=== PROBLEM STATEMENT ===
Look through the material and tally each line bearing the word "color". Give only the total.

=== THE INPUT ===
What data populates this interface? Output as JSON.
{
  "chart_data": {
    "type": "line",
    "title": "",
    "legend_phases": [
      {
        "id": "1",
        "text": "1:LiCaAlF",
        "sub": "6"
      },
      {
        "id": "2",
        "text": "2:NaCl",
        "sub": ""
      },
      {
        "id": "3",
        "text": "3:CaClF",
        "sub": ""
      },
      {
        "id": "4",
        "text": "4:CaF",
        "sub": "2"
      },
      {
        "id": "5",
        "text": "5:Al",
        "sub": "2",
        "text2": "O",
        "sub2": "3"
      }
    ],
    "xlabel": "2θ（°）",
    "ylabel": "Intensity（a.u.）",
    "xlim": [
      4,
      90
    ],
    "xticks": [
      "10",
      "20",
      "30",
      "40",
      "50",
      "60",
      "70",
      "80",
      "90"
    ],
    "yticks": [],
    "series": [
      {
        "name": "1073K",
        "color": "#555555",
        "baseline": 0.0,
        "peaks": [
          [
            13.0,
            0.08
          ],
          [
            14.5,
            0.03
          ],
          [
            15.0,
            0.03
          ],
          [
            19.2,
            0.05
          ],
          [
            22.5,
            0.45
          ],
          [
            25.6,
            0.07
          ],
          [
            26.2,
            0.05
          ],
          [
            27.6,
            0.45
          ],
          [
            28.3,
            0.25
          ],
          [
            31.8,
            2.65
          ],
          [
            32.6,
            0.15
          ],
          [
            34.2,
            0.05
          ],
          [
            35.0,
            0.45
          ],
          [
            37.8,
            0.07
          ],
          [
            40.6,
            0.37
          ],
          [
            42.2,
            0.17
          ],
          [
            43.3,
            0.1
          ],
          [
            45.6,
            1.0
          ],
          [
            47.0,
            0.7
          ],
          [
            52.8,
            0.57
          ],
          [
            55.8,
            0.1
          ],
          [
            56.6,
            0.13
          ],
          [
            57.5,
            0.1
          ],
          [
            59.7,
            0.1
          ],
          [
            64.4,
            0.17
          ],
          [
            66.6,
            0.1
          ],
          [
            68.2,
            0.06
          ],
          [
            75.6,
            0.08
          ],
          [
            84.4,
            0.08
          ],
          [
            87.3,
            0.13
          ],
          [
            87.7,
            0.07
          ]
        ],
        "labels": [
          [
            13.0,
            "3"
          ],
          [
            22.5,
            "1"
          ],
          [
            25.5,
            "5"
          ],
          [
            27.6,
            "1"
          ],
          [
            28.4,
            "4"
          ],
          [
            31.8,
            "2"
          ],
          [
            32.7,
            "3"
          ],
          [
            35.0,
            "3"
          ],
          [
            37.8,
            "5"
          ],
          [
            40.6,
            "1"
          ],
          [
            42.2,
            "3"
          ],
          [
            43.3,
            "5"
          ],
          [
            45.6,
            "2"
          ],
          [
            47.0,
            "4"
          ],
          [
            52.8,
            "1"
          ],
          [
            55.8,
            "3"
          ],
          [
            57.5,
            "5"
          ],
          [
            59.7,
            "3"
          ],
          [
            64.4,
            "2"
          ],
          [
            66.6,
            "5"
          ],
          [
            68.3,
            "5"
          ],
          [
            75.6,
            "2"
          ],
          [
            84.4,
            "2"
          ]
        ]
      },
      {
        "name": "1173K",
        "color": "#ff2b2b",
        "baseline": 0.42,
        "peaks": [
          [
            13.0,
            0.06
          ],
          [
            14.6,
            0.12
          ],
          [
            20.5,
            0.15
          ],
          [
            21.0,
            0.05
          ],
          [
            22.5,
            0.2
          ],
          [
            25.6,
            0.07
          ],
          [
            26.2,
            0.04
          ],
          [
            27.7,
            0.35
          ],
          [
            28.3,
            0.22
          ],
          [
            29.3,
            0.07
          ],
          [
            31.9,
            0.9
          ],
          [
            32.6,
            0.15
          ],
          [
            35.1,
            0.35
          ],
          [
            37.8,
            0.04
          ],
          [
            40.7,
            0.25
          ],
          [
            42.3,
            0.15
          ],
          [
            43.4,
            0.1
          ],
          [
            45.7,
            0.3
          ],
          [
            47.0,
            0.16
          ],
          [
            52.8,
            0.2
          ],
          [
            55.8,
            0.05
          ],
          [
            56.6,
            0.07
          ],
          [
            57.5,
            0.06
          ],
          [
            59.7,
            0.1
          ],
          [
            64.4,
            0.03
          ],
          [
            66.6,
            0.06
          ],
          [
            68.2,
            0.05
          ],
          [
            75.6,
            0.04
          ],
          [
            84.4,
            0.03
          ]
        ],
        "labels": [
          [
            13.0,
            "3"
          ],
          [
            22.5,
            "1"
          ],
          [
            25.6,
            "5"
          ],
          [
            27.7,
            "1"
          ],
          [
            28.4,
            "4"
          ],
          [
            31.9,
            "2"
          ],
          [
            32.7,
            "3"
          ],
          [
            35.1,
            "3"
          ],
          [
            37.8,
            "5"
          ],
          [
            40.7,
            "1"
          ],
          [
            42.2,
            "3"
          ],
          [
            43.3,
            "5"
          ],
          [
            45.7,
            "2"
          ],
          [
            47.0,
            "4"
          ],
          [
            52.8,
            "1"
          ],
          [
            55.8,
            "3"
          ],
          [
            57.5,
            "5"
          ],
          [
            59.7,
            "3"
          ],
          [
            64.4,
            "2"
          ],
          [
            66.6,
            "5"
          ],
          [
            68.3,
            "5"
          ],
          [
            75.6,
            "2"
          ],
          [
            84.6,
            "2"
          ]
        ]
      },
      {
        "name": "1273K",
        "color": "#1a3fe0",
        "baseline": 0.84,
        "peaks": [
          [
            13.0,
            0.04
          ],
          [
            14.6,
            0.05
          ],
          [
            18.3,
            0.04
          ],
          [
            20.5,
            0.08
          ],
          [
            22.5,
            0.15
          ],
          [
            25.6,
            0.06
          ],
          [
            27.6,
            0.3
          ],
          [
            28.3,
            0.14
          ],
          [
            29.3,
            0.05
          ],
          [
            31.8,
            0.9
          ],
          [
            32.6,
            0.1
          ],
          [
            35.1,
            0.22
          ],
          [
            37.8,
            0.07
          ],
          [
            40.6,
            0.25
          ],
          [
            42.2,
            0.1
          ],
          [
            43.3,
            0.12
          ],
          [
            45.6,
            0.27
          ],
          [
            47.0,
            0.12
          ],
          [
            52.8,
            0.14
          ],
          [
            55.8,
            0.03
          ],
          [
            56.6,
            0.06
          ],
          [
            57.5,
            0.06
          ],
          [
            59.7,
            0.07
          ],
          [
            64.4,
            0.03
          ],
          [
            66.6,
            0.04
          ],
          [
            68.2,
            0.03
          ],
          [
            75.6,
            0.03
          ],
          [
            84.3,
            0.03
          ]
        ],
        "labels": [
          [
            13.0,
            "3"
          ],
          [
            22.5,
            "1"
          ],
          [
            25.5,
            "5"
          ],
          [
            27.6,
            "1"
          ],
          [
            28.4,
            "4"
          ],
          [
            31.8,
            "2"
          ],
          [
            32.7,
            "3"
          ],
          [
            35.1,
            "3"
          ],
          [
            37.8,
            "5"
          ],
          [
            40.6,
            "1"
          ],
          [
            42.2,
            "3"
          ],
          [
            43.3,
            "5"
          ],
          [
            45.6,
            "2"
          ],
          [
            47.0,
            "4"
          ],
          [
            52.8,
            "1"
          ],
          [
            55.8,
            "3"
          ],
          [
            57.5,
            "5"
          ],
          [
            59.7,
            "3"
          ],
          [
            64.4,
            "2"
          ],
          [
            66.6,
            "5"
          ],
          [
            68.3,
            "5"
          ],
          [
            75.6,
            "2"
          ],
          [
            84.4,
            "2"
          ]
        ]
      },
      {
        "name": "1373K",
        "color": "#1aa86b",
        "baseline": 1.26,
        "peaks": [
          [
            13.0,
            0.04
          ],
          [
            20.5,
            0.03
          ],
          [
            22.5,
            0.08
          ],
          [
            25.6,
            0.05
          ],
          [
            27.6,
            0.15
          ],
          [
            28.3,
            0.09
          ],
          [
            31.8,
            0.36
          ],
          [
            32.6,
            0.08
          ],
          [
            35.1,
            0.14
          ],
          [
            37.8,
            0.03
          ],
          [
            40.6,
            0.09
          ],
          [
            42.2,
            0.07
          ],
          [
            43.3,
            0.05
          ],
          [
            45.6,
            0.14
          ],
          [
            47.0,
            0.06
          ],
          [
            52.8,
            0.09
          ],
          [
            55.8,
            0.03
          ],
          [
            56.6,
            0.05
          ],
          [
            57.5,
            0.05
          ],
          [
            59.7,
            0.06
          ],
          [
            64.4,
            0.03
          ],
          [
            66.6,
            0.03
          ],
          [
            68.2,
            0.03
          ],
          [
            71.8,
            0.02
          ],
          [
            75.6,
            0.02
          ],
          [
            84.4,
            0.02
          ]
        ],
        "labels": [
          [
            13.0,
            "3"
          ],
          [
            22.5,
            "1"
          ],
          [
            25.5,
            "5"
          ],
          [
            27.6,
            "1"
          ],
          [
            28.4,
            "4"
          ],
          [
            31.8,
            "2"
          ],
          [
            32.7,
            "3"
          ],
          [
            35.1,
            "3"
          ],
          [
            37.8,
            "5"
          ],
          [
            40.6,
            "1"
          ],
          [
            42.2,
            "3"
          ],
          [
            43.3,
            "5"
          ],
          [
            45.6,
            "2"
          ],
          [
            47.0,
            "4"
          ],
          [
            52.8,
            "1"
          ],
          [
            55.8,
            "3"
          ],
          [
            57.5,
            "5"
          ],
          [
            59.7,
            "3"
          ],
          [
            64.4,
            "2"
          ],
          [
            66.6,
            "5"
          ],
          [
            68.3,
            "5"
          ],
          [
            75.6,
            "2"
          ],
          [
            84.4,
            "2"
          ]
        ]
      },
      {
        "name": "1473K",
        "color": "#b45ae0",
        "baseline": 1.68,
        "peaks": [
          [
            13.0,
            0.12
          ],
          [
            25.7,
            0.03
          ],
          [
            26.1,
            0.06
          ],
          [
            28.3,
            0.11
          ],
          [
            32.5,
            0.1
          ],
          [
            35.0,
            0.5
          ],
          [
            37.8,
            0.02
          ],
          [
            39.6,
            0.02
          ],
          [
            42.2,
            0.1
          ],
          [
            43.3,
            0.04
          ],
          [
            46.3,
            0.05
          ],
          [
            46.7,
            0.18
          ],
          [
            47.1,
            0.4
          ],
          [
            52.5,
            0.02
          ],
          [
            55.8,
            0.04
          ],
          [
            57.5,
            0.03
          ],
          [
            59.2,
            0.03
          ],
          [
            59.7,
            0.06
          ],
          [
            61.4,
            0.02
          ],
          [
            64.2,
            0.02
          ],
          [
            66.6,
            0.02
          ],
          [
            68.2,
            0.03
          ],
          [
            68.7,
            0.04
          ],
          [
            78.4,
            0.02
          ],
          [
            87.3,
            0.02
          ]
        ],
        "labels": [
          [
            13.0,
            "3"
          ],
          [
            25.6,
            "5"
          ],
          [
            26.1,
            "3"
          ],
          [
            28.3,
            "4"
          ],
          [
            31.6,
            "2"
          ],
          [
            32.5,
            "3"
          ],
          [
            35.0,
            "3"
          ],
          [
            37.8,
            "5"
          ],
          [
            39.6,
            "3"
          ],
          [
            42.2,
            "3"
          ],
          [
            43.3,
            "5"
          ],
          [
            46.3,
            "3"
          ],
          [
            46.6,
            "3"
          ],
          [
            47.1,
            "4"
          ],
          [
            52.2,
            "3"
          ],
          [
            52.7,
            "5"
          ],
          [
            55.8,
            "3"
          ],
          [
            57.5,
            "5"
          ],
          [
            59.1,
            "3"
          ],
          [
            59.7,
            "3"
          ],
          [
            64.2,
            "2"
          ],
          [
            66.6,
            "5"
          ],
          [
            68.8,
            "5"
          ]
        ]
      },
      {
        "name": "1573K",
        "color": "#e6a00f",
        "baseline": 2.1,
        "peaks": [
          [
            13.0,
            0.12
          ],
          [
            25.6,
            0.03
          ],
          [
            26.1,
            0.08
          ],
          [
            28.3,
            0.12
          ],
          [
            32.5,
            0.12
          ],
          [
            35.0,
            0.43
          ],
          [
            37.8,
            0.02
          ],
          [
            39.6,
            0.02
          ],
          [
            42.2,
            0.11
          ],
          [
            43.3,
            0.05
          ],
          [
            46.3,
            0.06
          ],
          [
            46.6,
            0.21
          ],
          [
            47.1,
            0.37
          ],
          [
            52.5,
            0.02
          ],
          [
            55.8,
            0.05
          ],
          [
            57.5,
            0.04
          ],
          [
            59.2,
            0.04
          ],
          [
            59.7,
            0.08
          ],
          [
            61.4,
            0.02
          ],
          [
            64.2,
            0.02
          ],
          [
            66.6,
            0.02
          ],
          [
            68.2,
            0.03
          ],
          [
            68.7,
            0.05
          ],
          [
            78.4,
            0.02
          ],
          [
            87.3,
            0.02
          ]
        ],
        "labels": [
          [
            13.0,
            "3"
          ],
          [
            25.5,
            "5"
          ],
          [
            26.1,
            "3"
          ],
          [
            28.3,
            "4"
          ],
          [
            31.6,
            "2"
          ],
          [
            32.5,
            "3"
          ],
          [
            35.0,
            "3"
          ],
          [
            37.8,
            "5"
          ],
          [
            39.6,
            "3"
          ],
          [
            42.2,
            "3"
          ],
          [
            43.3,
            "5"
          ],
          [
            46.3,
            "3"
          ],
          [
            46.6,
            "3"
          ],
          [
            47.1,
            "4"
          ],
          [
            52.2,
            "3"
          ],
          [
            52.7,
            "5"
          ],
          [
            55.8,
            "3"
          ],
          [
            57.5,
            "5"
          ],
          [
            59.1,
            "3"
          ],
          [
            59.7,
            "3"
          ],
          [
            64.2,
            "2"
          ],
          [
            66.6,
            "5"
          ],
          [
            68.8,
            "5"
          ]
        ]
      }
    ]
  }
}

=== TASK SOLUTION ===
6